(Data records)
⟨
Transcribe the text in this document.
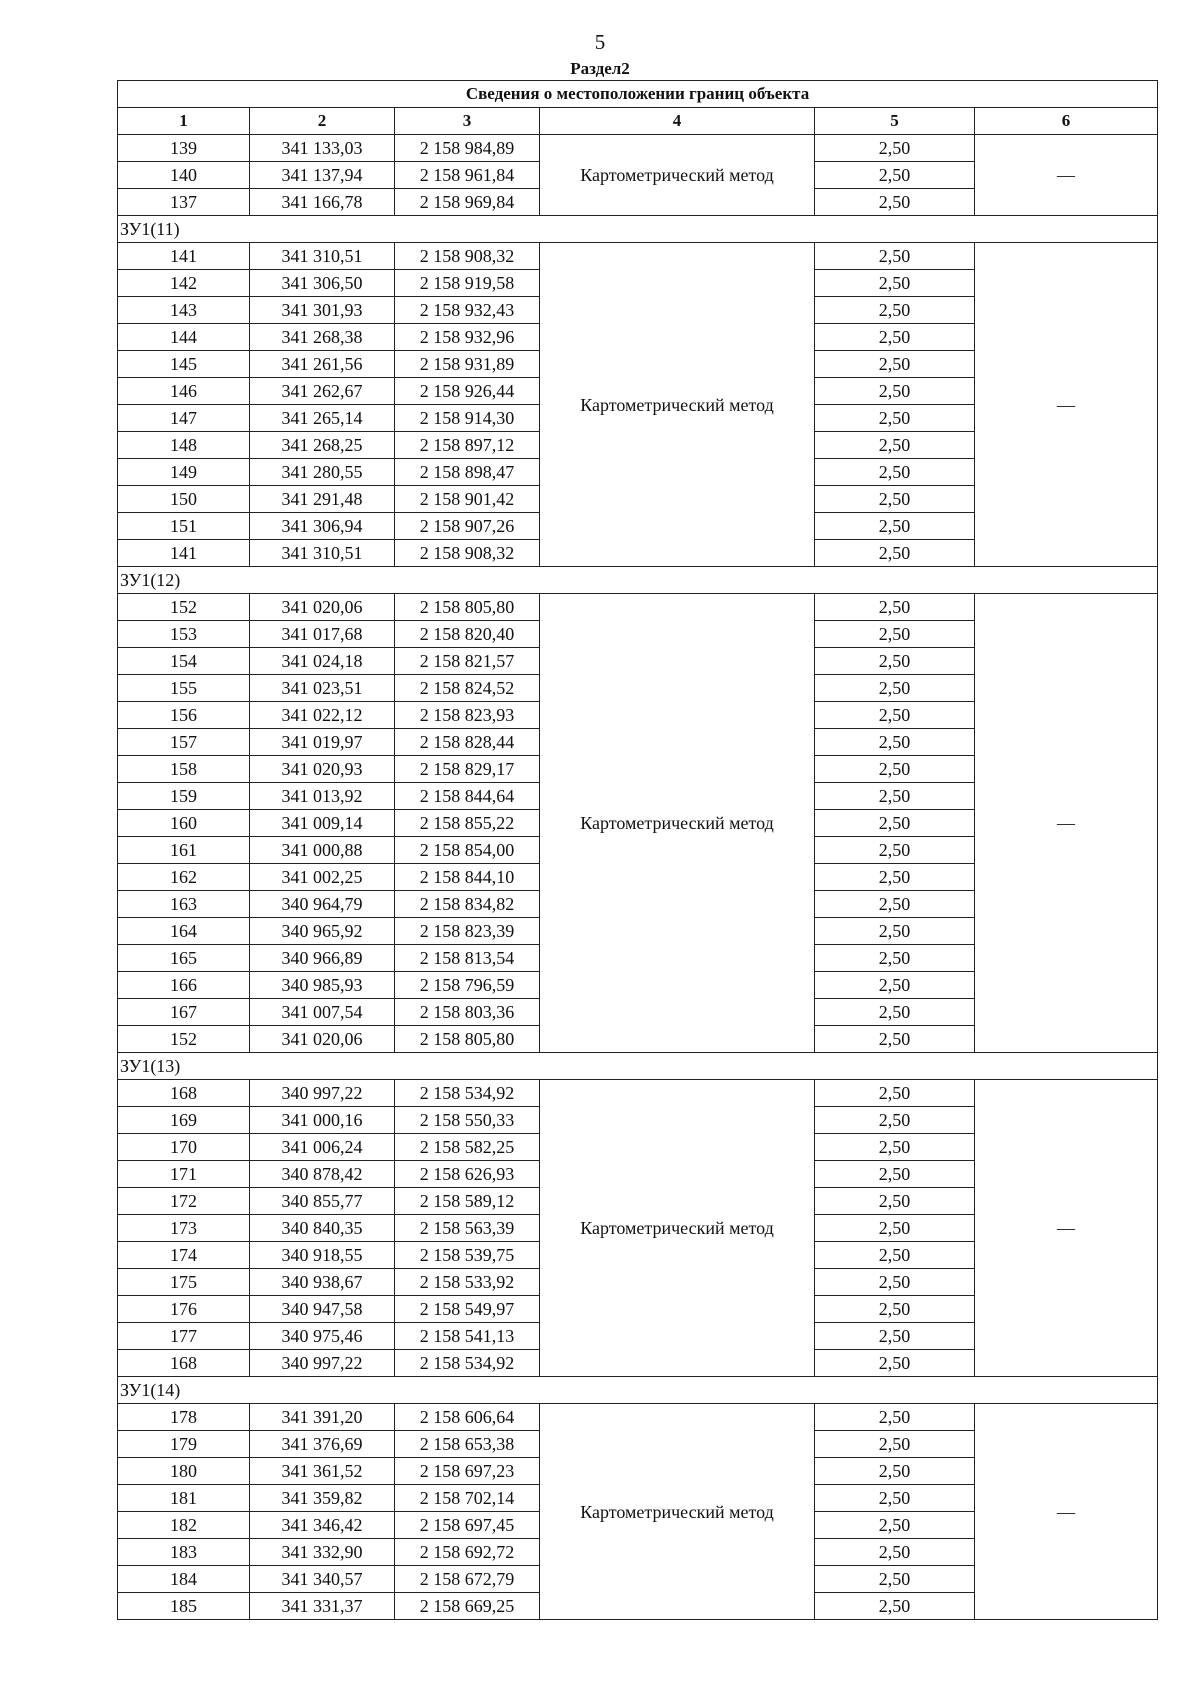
5
Раздел2
Сведения о местоположении границ объекта					
1	2	3	4	5	6
139	341 133,03	2 158 984,89	Картометрический метод	2,50	—
140	341 137,94	2 158 961,84		2,50	
137	341 166,78	2 158 969,84		2,50	
ЗУ1(11)					
141	341 310,51	2 158 908,32	Картометрический метод	2,50	—
142	341 306,50	2 158 919,58		2,50	
143	341 301,93	2 158 932,43		2,50	
144	341 268,38	2 158 932,96		2,50	
145	341 261,56	2 158 931,89		2,50	
146	341 262,67	2 158 926,44		2,50	
147	341 265,14	2 158 914,30		2,50	
148	341 268,25	2 158 897,12		2,50	
149	341 280,55	2 158 898,47		2,50	
150	341 291,48	2 158 901,42		2,50	
151	341 306,94	2 158 907,26		2,50	
141	341 310,51	2 158 908,32		2,50	
ЗУ1(12)					
152	341 020,06	2 158 805,80	Картометрический метод	2,50	—
153	341 017,68	2 158 820,40		2,50	
154	341 024,18	2 158 821,57		2,50	
155	341 023,51	2 158 824,52		2,50	
156	341 022,12	2 158 823,93		2,50	
157	341 019,97	2 158 828,44		2,50	
158	341 020,93	2 158 829,17		2,50	
159	341 013,92	2 158 844,64		2,50	
160	341 009,14	2 158 855,22		2,50	
161	341 000,88	2 158 854,00		2,50	
162	341 002,25	2 158 844,10		2,50	
163	340 964,79	2 158 834,82		2,50	
164	340 965,92	2 158 823,39		2,50	
165	340 966,89	2 158 813,54		2,50	
166	340 985,93	2 158 796,59		2,50	
167	341 007,54	2 158 803,36		2,50	
152	341 020,06	2 158 805,80		2,50	
ЗУ1(13)					
168	340 997,22	2 158 534,92	Картометрический метод	2,50	—
169	341 000,16	2 158 550,33		2,50	
170	341 006,24	2 158 582,25		2,50	
171	340 878,42	2 158 626,93		2,50	
172	340 855,77	2 158 589,12		2,50	
173	340 840,35	2 158 563,39		2,50	
174	340 918,55	2 158 539,75		2,50	
175	340 938,67	2 158 533,92		2,50	
176	340 947,58	2 158 549,97		2,50	
177	340 975,46	2 158 541,13		2,50	
168	340 997,22	2 158 534,92		2,50	
ЗУ1(14)					
178	341 391,20	2 158 606,64	Картометрический метод	2,50	—
179	341 376,69	2 158 653,38		2,50	
180	341 361,52	2 158 697,23		2,50	
181	341 359,82	2 158 702,14		2,50	
182	341 346,42	2 158 697,45		2,50	
183	341 332,90	2 158 692,72		2,50	
184	341 340,57	2 158 672,79		2,50	
185	341 331,37	2 158 669,25		2,50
⟩
Work instructions: List all lines above in which the string "Картометрический" appears.

Solution to this problem:
139	341 133,03	2 158 984,89	Картометрический метод	2,50	—
141	341 310,51	2 158 908,32	Картометрический метод	2,50	—
152	341 020,06	2 158 805,80	Картометрический метод	2,50	—
168	340 997,22	2 158 534,92	Картометрический метод	2,50	—
178	341 391,20	2 158 606,64	Картометрический метод	2,50	—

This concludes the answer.